> _Given instruction_: Scan the data below and pick out the lines containing the word "Temperature".

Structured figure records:
---+---
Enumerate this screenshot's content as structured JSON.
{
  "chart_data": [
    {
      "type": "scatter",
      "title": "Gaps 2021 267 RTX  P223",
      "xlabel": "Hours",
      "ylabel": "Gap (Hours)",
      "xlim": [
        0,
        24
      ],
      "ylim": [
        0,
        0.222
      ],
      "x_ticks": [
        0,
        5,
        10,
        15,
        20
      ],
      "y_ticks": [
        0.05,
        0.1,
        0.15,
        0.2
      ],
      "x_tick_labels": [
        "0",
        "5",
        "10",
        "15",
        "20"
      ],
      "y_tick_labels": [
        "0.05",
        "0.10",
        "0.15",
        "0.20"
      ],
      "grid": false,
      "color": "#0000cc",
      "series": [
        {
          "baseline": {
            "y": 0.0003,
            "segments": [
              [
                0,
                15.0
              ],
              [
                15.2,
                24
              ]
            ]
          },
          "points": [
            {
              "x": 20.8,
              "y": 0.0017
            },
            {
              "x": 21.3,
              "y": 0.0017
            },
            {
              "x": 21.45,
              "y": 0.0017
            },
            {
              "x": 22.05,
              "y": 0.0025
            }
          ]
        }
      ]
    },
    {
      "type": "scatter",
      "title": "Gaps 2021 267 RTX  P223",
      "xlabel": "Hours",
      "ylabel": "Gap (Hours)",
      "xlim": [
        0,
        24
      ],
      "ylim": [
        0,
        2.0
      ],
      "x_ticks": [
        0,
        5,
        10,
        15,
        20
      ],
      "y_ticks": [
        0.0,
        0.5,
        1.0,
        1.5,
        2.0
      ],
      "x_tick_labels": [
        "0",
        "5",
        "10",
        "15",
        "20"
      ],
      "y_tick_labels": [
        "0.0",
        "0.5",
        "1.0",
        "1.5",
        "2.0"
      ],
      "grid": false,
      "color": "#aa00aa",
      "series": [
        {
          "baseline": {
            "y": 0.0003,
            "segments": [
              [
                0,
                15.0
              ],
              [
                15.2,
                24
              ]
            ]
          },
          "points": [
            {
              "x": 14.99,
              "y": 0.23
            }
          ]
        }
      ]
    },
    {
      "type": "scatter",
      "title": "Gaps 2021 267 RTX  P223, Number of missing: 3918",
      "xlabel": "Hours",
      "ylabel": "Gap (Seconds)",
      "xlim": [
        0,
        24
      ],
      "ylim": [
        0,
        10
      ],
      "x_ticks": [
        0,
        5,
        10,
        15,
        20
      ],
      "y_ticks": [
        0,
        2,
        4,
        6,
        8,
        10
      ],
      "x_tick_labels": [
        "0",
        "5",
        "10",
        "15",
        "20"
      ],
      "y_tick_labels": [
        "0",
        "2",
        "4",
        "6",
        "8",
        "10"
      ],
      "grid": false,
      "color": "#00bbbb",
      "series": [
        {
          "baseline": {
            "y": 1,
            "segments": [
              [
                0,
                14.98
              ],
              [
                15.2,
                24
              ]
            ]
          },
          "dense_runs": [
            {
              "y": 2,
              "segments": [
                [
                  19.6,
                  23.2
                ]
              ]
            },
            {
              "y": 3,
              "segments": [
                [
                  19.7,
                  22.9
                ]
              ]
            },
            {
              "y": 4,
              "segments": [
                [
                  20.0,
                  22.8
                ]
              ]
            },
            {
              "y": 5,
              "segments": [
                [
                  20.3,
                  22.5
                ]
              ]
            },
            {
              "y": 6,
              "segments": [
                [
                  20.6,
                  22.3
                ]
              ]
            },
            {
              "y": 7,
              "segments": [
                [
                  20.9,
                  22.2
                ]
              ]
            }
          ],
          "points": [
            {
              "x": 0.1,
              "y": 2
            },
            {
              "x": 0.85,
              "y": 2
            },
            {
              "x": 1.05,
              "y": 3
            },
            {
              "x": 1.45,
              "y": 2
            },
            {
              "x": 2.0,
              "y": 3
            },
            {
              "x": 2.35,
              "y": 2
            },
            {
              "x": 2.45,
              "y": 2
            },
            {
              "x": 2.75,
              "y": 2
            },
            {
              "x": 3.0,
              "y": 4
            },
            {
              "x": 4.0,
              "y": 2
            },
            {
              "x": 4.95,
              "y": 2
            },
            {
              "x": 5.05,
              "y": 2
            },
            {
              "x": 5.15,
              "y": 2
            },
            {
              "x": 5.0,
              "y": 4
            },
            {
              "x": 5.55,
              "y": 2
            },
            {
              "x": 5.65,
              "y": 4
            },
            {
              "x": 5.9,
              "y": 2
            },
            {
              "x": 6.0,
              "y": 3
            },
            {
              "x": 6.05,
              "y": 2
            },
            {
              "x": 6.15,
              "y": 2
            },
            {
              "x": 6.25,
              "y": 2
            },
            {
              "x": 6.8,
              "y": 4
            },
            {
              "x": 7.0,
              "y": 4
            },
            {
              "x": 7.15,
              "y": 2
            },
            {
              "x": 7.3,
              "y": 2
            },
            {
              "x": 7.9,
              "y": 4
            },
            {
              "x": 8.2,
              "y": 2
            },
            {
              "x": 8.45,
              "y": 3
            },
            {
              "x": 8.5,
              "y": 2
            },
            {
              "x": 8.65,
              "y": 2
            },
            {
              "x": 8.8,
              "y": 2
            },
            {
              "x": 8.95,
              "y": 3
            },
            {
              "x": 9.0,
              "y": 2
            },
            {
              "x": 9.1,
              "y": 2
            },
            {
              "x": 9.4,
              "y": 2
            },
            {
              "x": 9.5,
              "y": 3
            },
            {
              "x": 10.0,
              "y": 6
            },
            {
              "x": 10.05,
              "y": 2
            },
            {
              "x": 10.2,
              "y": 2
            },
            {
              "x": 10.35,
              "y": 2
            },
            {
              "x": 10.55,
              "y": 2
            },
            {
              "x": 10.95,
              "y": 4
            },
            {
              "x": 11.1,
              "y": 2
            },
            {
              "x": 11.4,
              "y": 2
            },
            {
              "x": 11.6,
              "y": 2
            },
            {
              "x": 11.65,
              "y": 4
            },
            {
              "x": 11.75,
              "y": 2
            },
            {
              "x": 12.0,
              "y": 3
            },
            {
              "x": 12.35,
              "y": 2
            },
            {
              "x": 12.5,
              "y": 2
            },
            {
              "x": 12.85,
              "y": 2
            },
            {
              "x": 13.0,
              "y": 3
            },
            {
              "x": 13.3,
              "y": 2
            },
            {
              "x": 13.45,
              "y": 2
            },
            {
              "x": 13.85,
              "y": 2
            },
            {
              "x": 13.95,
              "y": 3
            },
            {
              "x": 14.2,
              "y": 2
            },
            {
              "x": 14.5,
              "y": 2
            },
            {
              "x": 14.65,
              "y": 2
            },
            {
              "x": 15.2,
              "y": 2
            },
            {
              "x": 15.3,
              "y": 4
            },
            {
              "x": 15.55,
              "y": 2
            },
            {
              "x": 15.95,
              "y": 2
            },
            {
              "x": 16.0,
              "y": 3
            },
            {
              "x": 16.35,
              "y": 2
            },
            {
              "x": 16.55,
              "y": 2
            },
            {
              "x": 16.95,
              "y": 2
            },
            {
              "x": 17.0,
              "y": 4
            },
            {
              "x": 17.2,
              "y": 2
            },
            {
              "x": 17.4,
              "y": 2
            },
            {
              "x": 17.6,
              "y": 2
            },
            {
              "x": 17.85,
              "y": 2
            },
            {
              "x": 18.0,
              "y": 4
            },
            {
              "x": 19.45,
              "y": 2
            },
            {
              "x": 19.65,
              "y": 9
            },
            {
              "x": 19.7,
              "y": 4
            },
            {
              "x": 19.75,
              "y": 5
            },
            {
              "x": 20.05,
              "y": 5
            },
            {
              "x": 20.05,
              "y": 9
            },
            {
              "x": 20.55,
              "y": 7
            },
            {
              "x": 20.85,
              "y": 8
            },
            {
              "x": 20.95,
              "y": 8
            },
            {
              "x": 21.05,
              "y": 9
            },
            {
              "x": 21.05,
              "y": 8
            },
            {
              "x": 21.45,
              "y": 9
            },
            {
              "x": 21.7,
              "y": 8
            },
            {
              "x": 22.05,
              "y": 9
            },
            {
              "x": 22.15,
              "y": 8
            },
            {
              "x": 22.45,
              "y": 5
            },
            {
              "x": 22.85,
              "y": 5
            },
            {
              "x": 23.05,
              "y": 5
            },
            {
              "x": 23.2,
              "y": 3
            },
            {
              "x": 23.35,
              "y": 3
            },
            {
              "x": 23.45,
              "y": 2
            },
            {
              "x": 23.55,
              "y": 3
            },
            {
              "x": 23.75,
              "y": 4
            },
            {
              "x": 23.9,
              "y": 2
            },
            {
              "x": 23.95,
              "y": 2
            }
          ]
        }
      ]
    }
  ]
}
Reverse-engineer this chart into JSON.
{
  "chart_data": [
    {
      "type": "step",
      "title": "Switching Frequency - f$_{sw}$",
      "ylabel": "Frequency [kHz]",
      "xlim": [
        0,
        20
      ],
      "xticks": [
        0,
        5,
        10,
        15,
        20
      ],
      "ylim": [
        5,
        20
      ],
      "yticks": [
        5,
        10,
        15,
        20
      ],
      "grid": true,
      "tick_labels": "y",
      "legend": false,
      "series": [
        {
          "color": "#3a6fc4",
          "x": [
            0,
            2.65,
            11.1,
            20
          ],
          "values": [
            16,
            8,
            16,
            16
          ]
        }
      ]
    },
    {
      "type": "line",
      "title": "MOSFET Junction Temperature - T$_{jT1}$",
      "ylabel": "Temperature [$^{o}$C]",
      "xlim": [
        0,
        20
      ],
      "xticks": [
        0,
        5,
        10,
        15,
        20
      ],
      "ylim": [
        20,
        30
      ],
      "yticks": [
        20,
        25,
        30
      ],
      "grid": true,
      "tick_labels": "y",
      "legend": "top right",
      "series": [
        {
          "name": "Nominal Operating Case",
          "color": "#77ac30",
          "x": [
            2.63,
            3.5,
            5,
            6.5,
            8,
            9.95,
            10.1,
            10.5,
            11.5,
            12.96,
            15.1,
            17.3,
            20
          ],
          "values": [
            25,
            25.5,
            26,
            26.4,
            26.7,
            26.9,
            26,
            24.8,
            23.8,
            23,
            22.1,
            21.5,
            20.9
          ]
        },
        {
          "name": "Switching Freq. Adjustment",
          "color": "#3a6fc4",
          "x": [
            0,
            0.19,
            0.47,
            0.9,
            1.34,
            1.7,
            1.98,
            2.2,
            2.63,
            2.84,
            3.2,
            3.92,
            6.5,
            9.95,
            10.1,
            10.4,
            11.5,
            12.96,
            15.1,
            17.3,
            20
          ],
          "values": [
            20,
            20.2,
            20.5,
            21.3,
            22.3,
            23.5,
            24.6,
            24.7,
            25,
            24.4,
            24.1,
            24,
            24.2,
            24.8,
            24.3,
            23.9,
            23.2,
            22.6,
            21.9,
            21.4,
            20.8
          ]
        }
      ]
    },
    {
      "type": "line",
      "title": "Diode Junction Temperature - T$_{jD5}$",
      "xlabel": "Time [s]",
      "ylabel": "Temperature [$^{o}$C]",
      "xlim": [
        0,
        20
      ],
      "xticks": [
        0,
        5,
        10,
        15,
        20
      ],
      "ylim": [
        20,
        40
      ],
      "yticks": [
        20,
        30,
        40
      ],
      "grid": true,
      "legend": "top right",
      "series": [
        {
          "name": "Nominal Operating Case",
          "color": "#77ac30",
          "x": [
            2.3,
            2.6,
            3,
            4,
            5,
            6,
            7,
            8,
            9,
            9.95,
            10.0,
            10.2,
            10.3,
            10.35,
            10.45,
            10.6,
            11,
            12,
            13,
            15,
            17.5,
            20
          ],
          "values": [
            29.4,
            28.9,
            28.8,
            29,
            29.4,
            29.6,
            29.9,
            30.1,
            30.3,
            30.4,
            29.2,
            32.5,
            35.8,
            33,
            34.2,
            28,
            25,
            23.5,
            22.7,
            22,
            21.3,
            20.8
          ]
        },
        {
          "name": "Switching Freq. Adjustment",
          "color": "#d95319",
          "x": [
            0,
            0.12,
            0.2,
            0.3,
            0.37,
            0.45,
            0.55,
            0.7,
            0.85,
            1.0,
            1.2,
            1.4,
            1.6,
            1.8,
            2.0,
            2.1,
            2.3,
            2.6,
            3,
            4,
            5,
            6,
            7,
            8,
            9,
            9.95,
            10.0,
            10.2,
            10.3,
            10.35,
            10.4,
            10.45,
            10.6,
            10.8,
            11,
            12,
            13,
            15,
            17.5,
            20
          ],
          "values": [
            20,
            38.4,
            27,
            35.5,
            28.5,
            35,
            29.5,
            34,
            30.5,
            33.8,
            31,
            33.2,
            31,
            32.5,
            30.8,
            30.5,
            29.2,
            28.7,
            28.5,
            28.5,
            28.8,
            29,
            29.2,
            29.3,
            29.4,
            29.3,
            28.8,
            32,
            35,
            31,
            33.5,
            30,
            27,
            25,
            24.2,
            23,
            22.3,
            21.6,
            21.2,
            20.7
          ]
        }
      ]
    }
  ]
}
---+---
> _Output of the exercise_:
      "title": "MOSFET Junction Temperature - T$_{jT1}$",
      "ylabel": "Temperature [$^{o}$C]",
      "title": "Diode Junction Temperature - T$_{jD5}$",
      "ylabel": "Temperature [$^{o}$C]",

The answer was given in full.